Collected data entries:
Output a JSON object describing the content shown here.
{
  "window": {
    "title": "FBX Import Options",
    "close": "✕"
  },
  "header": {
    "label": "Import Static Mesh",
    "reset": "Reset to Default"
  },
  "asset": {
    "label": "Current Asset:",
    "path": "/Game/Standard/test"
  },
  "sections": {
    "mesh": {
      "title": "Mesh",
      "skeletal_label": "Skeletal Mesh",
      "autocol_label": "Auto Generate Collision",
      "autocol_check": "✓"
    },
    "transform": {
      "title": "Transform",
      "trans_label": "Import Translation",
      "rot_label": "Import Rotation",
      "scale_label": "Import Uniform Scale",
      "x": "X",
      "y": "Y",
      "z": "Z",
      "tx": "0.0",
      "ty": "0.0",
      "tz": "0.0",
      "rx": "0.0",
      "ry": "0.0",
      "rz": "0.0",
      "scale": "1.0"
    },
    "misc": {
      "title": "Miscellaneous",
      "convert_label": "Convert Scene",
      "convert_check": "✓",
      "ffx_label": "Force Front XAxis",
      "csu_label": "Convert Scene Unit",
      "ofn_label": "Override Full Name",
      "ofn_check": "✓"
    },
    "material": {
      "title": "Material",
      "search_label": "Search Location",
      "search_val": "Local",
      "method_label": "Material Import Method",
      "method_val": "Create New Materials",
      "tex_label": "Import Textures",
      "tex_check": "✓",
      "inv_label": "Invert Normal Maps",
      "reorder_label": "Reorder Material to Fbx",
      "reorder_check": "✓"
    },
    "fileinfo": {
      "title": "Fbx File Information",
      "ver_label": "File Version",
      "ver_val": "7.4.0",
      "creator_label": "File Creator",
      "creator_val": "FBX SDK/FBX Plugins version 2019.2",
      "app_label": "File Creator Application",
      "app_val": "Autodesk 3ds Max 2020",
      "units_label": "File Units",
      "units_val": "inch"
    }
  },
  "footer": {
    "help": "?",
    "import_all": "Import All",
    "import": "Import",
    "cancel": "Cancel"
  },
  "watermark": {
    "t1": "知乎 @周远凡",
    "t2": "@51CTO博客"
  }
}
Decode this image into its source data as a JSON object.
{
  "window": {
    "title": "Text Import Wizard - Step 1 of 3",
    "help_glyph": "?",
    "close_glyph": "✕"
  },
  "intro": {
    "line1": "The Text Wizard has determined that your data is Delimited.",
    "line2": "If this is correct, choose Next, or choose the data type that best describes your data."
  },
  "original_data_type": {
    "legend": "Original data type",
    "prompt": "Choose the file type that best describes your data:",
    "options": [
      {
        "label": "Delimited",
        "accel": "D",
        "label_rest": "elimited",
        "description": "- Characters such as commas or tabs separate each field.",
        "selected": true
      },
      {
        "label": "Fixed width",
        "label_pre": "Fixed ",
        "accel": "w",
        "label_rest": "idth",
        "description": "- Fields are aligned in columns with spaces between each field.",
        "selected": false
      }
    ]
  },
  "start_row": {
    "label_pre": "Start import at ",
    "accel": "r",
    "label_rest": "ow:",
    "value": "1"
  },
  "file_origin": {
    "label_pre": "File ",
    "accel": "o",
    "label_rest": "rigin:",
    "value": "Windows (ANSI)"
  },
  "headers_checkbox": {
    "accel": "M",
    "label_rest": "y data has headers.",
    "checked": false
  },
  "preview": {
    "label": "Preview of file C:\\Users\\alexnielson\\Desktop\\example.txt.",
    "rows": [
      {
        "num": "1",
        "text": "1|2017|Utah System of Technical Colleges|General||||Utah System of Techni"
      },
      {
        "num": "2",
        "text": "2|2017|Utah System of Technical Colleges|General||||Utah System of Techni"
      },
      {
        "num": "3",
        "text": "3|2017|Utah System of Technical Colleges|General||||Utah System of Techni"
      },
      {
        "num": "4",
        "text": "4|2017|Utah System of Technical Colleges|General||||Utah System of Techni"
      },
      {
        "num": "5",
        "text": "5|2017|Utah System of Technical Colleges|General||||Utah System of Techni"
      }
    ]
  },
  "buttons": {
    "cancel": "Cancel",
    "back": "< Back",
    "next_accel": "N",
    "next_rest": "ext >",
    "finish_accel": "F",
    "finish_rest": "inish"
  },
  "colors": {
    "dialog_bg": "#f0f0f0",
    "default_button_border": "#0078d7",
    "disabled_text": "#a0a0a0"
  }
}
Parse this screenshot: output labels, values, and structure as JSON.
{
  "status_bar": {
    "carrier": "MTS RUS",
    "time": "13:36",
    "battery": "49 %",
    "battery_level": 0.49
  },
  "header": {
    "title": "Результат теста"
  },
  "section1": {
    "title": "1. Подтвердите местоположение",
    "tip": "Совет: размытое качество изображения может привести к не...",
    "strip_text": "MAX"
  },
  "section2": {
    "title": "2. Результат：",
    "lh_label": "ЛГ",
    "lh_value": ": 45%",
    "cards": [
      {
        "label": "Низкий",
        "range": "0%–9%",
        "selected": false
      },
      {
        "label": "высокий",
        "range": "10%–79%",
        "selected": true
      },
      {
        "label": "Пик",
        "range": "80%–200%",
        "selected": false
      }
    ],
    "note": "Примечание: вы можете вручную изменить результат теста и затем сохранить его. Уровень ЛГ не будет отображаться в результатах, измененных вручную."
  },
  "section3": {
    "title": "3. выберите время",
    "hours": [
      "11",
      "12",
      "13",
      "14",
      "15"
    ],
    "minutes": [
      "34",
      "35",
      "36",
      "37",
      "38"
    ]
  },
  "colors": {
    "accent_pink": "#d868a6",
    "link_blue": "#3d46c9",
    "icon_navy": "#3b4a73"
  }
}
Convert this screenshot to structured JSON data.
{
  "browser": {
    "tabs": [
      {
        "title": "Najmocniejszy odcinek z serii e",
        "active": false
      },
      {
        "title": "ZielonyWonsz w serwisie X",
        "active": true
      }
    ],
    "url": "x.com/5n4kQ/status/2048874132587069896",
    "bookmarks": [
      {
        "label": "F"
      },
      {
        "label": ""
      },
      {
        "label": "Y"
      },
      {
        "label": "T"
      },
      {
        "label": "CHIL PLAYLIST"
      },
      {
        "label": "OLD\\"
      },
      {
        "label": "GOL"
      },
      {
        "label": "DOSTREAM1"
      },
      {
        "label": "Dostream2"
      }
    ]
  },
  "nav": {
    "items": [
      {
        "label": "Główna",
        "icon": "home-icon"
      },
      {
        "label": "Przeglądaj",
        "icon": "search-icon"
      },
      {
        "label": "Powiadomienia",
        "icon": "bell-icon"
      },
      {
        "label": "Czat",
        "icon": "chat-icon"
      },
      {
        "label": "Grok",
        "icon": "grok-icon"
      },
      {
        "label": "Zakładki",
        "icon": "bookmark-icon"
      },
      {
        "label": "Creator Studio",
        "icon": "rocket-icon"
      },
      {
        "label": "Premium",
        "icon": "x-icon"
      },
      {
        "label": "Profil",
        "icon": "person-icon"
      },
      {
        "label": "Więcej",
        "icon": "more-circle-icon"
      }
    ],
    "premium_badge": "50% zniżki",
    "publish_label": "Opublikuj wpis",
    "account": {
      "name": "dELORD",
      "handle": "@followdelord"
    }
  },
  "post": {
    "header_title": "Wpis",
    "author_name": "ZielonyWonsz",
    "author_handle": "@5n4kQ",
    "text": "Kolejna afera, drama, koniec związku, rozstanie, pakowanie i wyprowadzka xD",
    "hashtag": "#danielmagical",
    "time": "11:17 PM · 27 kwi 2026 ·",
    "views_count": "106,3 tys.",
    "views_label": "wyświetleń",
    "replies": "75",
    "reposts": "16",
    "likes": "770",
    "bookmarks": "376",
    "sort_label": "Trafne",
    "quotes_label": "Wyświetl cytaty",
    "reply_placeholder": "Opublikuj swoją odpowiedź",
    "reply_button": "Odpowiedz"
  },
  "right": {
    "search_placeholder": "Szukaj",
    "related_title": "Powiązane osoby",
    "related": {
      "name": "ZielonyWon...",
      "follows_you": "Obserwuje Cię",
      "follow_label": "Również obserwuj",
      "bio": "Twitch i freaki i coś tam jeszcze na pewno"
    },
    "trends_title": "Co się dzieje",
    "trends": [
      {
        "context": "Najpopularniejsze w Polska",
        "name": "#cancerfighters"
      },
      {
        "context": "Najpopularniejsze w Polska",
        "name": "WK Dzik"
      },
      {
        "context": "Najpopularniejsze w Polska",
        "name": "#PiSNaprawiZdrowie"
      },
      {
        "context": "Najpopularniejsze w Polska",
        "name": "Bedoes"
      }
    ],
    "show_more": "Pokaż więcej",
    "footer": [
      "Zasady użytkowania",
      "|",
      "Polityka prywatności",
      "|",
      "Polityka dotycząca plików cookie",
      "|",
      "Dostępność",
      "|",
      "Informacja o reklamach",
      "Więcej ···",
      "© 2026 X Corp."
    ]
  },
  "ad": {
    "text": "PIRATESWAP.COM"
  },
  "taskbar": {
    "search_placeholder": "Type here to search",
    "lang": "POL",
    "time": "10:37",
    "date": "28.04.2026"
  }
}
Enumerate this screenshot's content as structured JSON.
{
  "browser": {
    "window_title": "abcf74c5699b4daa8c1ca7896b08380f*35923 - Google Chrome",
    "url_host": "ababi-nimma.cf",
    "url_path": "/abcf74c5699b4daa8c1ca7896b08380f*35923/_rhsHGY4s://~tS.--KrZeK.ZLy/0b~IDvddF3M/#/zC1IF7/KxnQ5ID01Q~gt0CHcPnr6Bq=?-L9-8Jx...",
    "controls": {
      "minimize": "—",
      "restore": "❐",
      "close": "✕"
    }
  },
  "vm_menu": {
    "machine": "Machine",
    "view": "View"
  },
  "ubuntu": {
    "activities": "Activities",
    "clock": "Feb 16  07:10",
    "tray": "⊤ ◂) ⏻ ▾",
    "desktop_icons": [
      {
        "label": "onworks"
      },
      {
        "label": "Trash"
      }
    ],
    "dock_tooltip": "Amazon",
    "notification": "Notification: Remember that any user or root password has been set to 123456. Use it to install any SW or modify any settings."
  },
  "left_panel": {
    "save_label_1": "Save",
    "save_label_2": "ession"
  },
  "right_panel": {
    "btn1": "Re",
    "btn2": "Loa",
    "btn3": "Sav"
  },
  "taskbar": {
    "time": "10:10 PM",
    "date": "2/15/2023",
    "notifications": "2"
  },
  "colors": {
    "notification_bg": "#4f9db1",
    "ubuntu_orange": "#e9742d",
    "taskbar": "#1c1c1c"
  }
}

* _Task_
Copy out each line of the material that holds the word "describes".

* _Problem solution_
    "line2": "If this is correct, choose Next, or choose the data type that best describes your data."
    "prompt": "Choose the file type that best describes your data:",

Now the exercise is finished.